Direction | Which lines hold the word "ylabel"? Copy each of them from the material.

Records from a collection of figures
________________________________________

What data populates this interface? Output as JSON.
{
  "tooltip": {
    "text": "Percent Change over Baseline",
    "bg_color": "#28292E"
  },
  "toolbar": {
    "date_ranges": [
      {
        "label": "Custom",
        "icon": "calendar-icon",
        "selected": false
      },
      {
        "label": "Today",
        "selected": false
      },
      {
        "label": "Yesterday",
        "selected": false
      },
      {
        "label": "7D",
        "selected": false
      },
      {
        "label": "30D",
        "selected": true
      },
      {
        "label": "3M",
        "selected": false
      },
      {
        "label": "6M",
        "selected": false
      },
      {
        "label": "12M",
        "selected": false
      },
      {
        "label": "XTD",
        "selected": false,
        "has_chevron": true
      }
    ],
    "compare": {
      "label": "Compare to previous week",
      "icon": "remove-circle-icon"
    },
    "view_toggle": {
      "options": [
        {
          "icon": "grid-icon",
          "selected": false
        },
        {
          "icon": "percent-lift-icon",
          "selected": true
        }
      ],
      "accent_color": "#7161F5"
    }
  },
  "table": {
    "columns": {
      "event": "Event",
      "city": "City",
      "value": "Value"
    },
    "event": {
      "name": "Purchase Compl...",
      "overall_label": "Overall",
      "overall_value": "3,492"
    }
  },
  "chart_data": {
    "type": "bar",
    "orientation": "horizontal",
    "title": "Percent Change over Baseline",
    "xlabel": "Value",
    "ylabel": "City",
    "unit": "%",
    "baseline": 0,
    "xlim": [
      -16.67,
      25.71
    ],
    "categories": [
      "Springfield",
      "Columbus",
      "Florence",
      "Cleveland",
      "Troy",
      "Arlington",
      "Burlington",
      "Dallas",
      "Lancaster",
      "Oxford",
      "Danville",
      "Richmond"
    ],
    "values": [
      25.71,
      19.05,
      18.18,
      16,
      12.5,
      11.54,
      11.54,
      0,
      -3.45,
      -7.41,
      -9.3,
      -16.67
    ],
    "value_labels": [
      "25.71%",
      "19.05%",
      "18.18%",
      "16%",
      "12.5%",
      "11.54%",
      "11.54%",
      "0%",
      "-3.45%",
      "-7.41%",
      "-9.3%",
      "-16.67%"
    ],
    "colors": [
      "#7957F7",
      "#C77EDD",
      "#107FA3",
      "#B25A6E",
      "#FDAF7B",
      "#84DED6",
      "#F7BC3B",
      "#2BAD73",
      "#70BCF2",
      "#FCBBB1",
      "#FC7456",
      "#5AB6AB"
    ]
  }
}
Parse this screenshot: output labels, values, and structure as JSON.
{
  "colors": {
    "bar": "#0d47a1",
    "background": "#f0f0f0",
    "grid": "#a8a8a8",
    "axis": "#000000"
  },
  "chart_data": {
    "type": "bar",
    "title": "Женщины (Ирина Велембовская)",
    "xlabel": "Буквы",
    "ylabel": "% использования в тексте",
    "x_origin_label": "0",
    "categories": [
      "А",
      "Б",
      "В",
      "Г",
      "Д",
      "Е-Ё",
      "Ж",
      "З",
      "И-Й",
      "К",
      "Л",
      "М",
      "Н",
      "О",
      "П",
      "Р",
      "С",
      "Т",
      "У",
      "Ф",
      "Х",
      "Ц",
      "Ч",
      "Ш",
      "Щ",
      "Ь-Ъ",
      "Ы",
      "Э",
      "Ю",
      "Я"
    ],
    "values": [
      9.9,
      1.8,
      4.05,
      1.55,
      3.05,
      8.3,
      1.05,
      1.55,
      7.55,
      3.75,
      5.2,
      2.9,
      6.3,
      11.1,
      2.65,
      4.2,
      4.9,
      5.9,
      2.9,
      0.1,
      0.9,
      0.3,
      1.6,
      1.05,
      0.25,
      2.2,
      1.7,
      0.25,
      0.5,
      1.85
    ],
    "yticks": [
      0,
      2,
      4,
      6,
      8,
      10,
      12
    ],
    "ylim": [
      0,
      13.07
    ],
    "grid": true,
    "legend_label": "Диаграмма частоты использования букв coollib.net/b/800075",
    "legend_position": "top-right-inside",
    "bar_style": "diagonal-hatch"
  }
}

________________________________________

Result below |
    "ylabel": "City",
    "ylabel": "% использования в тексте",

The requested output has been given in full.